>> BEGIN DATASET RECORDS

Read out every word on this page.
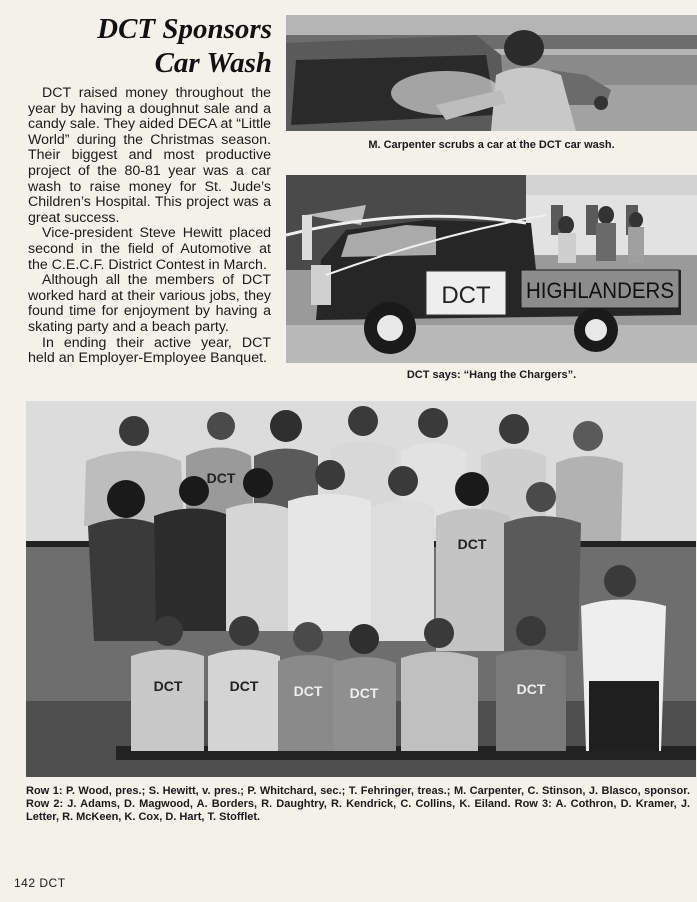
DCT Sponsors
Car Wash

DCT raised money throughout the year by having a doughnut sale and a candy sale. They aided DECA at “Little World” during the Christmas season. Their biggest and most productive project of the 80-81 year was a car wash to raise money for St. Jude’s Children’s Hospital. This project was a great success.

Vice-president Steve Hewitt placed second in the field of Automotive at the C.E.C.F. District Contest in March.

Although all the members of DCT worked hard at their various jobs, they found time for enjoyment by having a skating party and a beach party.

In ending their active year, DCT held an Employer-Employee Banquet.

M. Carpenter scrubs a car at the DCT car wash.
DCT HIGHLANDERS
DCT says: “Hang the Chargers”.
DCT
DCT
DCT	DCT	DCT DCT	DCT
Row 1: P. Wood, pres.; S. Hewitt, v. pres.; P. Whitchard, sec.; T. Fehringer, treas.; M. Carpenter, C. Stinson, J. Blasco, sponsor. Row 2: J. Adams, D. Magwood, A. Borders, R. Daughtry, R. Kendrick, C. Collins, K. Eiland. Row 3: A. Cothron, D. Kramer, J. Letter, R. McKeen, K. Cox, D. Hart, T. Stofflet.
142 DCT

>> END DATASET RECORDS

Return the whole listing, word for word, and leave out every picture.

Read out every word on this page.
DCT Sponsors
Car Wash

DCT raised money throughout the year by having a doughnut sale and a candy sale. They aided DECA at “Little World” during the Christmas season. Their biggest and most productive project of the 80-81 year was a car wash to raise money for St. Jude’s Children’s Hospital. This project was a great success.

Vice-president Steve Hewitt placed second in the field of Automotive at the C.E.C.F. District Contest in March.

Although all the members of DCT worked hard at their various jobs, they found time for enjoyment by having a skating party and a beach party.

In ending their active year, DCT held an Employer-Employee Banquet.

M. Carpenter scrubs a car at the DCT car wash.
DCT HIGHLANDERS
DCT says: “Hang the Chargers”.
DCT
DCT
DCT	DCT	DCT DCT	DCT
Row 1: P. Wood, pres.; S. Hewitt, v. pres.; P. Whitchard, sec.; T. Fehringer, treas.; M. Carpenter, C. Stinson, J. Blasco, sponsor. Row 2: J. Adams, D. Magwood, A. Borders, R. Daughtry, R. Kendrick, C. Collins, K. Eiland. Row 3: A. Cothron, D. Kramer, J. Letter, R. McKeen, K. Cox, D. Hart, T. Stofflet.
142 DCT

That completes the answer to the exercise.